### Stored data
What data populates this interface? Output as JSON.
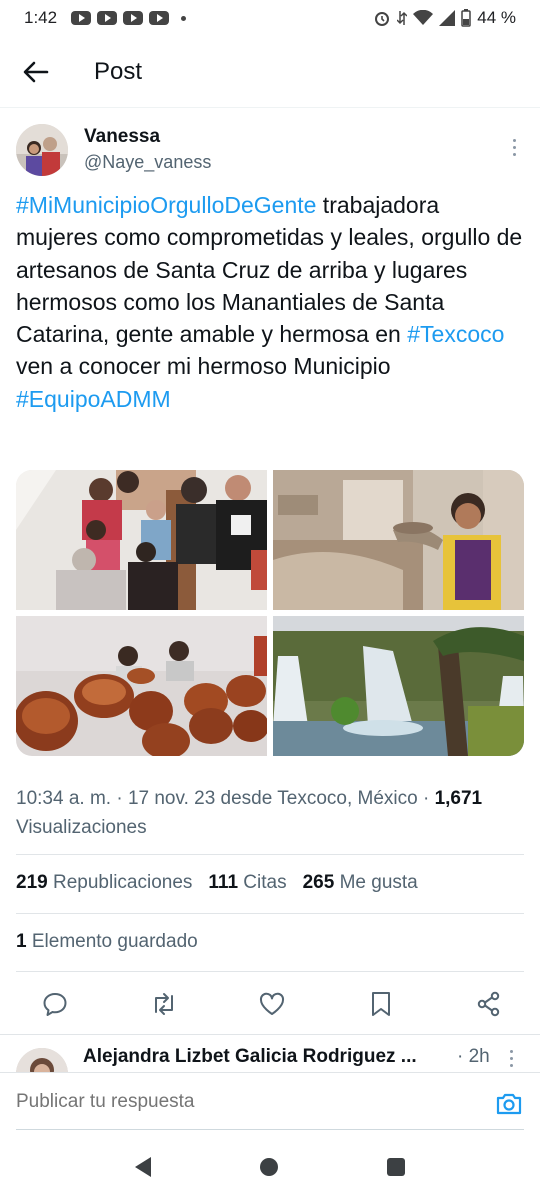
{
  "status_bar": {
    "time": "1:42",
    "battery": "44 %"
  },
  "header": {
    "title": "Post"
  },
  "post": {
    "author_name": "Vanessa",
    "author_handle": "@Naye_vaness",
    "text_segments": [
      {
        "text": "#MiMunicipioOrgulloDeGente",
        "type": "hashtag"
      },
      {
        "text": "  trabajadora mujeres como comprometidas y leales, orgullo de artesanos de Santa Cruz de arriba y lugares hermosos como los Manantiales de Santa Catarina, gente amable y hermosa en ",
        "type": "text"
      },
      {
        "text": "#Texcoco",
        "type": "hashtag"
      },
      {
        "text": " ven a conocer mi hermoso Municipio",
        "type": "text"
      },
      {
        "text": "#EquipoADMM",
        "type": "hashtag_block"
      }
    ],
    "meta_time": "10:34 a. m. · 17 nov. 23 desde Texcoco, México ·",
    "views_count": "1,671",
    "views_label": "Visualizaciones",
    "reposts_count": "219",
    "reposts_label": "Republicaciones",
    "quotes_count": "111",
    "quotes_label": "Citas",
    "likes_count": "265",
    "likes_label": "Me gusta",
    "saved_count": "1",
    "saved_label": "Elemento guardado"
  },
  "reply_preview": {
    "name": "Alejandra Lizbet Galicia Rodriguez ...",
    "time": "· 2h"
  },
  "composer": {
    "placeholder": "Publicar tu respuesta"
  },
  "icons": {
    "back": "arrow-left-icon",
    "reply": "comment-icon",
    "repost": "repost-icon",
    "like": "heart-icon",
    "bookmark": "bookmark-icon",
    "share": "share-icon",
    "camera": "camera-icon"
  },
  "colors": {
    "accent": "#1d9bf0",
    "text_primary": "#0f1419",
    "text_secondary": "#536471"
  }
}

### Problem to solve
Make an exact reproduction of the listing above, without any pictures.

### Answer for this exercise
What data populates this interface? Output as JSON.
{
  "status_bar": {
    "time": "1:42",
    "battery": "44 %"
  },
  "header": {
    "title": "Post"
  },
  "post": {
    "author_name": "Vanessa",
    "author_handle": "@Naye_vaness",
    "text_segments": [
      {
        "text": "#MiMunicipioOrgulloDeGente",
        "type": "hashtag"
      },
      {
        "text": "  trabajadora mujeres como comprometidas y leales, orgullo de artesanos de Santa Cruz de arriba y lugares hermosos como los Manantiales de Santa Catarina, gente amable y hermosa en ",
        "type": "text"
      },
      {
        "text": "#Texcoco",
        "type": "hashtag"
      },
      {
        "text": " ven a conocer mi hermoso Municipio",
        "type": "text"
      },
      {
        "text": "#EquipoADMM",
        "type": "hashtag_block"
      }
    ],
    "meta_time": "10:34 a. m. · 17 nov. 23 desde Texcoco, México ·",
    "views_count": "1,671",
    "views_label": "Visualizaciones",
    "reposts_count": "219",
    "reposts_label": "Republicaciones",
    "quotes_count": "111",
    "quotes_label": "Citas",
    "likes_count": "265",
    "likes_label": "Me gusta",
    "saved_count": "1",
    "saved_label": "Elemento guardado"
  },
  "reply_preview": {
    "name": "Alejandra Lizbet Galicia Rodriguez ...",
    "time": "· 2h"
  },
  "composer": {
    "placeholder": "Publicar tu respuesta"
  },
  "icons": {
    "back": "arrow-left-icon",
    "reply": "comment-icon",
    "repost": "repost-icon",
    "like": "heart-icon",
    "bookmark": "bookmark-icon",
    "share": "share-icon",
    "camera": "camera-icon"
  },
  "colors": {
    "accent": "#1d9bf0",
    "text_primary": "#0f1419",
    "text_secondary": "#536471"
  }
}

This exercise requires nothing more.